JOB: Copy all the entries word for word, but omit the pictures.

RECORD SET:
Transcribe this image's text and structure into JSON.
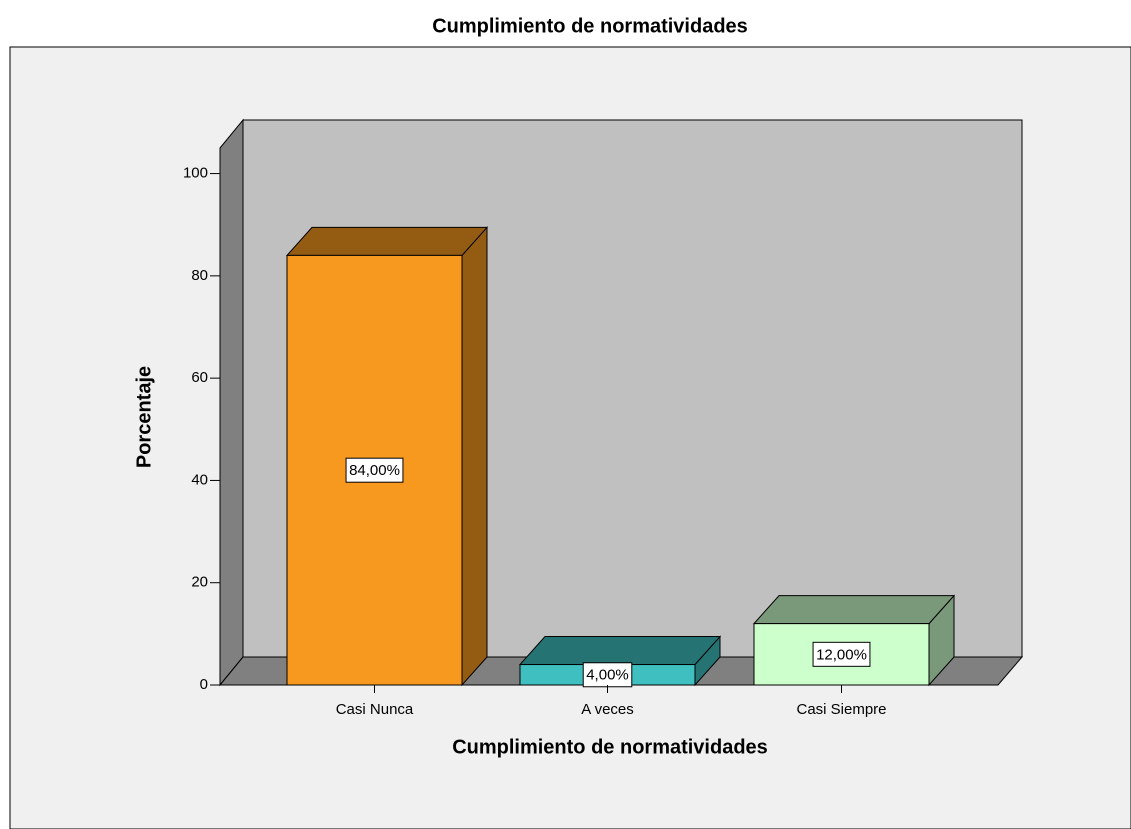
{
  "chart_data": {
    "type": "bar",
    "title": "Cumplimiento de normatividades",
    "xlabel": "Cumplimiento de normatividades",
    "ylabel": "Porcentaje",
    "categories": [
      "Casi Nunca",
      "A veces",
      "Casi Siempre"
    ],
    "values": [
      84,
      4,
      12
    ],
    "value_labels": [
      "84,00%",
      "4,00%",
      "12,00%"
    ],
    "colors": [
      "#f7991f",
      "#3fbfbf",
      "#ccffcc"
    ],
    "ylim": [
      0,
      105
    ],
    "yticks": [
      0,
      20,
      40,
      60,
      80,
      100
    ]
  }
}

COMPLETE RESPONSE:
Transcribe this image's text and structure into JSON.
{
  "chart_data": {
    "type": "bar",
    "title": "Cumplimiento de normatividades",
    "xlabel": "Cumplimiento de normatividades",
    "ylabel": "Porcentaje",
    "categories": [
      "Casi Nunca",
      "A veces",
      "Casi Siempre"
    ],
    "values": [
      84,
      4,
      12
    ],
    "value_labels": [
      "84,00%",
      "4,00%",
      "12,00%"
    ],
    "colors": [
      "#f7991f",
      "#3fbfbf",
      "#ccffcc"
    ],
    "ylim": [
      0,
      105
    ],
    "yticks": [
      0,
      20,
      40,
      60,
      80,
      100
    ]
  }
}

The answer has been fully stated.